EXERCISE AIM
Quote every entry word for word.

GIVEN RECORDS
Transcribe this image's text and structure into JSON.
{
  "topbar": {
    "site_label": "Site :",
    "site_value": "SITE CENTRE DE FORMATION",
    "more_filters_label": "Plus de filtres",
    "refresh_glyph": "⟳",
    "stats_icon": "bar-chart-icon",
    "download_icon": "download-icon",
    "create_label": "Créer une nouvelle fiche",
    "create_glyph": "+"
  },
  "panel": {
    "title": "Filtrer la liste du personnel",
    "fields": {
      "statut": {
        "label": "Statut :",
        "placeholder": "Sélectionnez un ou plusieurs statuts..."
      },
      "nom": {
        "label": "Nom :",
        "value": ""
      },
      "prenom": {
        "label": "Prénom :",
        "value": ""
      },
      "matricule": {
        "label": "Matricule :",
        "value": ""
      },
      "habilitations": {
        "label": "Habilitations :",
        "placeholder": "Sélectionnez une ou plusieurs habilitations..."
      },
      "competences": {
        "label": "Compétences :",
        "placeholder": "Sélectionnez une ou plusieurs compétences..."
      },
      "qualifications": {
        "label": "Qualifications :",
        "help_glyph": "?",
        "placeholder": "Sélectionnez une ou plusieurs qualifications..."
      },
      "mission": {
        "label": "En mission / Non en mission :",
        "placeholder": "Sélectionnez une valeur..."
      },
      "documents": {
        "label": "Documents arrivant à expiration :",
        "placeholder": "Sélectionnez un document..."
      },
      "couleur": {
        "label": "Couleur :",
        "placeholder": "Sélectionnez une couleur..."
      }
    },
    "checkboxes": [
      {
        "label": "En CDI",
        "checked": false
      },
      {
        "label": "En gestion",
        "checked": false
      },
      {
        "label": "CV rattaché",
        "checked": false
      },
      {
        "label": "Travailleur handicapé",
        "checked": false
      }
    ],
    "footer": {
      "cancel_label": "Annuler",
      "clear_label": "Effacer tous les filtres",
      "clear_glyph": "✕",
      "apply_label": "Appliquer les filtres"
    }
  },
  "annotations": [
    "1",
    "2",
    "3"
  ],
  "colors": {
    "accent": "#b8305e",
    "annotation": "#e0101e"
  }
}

RESULT FOR THIS EXERCISE
Transcribe this image's text and structure into JSON.
{
  "topbar": {
    "site_label": "Site :",
    "site_value": "SITE CENTRE DE FORMATION",
    "more_filters_label": "Plus de filtres",
    "refresh_glyph": "⟳",
    "stats_icon": "bar-chart-icon",
    "download_icon": "download-icon",
    "create_label": "Créer une nouvelle fiche",
    "create_glyph": "+"
  },
  "panel": {
    "title": "Filtrer la liste du personnel",
    "fields": {
      "statut": {
        "label": "Statut :",
        "placeholder": "Sélectionnez un ou plusieurs statuts..."
      },
      "nom": {
        "label": "Nom :",
        "value": ""
      },
      "prenom": {
        "label": "Prénom :",
        "value": ""
      },
      "matricule": {
        "label": "Matricule :",
        "value": ""
      },
      "habilitations": {
        "label": "Habilitations :",
        "placeholder": "Sélectionnez une ou plusieurs habilitations..."
      },
      "competences": {
        "label": "Compétences :",
        "placeholder": "Sélectionnez une ou plusieurs compétences..."
      },
      "qualifications": {
        "label": "Qualifications :",
        "help_glyph": "?",
        "placeholder": "Sélectionnez une ou plusieurs qualifications..."
      },
      "mission": {
        "label": "En mission / Non en mission :",
        "placeholder": "Sélectionnez une valeur..."
      },
      "documents": {
        "label": "Documents arrivant à expiration :",
        "placeholder": "Sélectionnez un document..."
      },
      "couleur": {
        "label": "Couleur :",
        "placeholder": "Sélectionnez une couleur..."
      }
    },
    "checkboxes": [
      {
        "label": "En CDI",
        "checked": false
      },
      {
        "label": "En gestion",
        "checked": false
      },
      {
        "label": "CV rattaché",
        "checked": false
      },
      {
        "label": "Travailleur handicapé",
        "checked": false
      }
    ],
    "footer": {
      "cancel_label": "Annuler",
      "clear_label": "Effacer tous les filtres",
      "clear_glyph": "✕",
      "apply_label": "Appliquer les filtres"
    }
  },
  "annotations": [
    "1",
    "2",
    "3"
  ],
  "colors": {
    "accent": "#b8305e",
    "annotation": "#e0101e"
  }
}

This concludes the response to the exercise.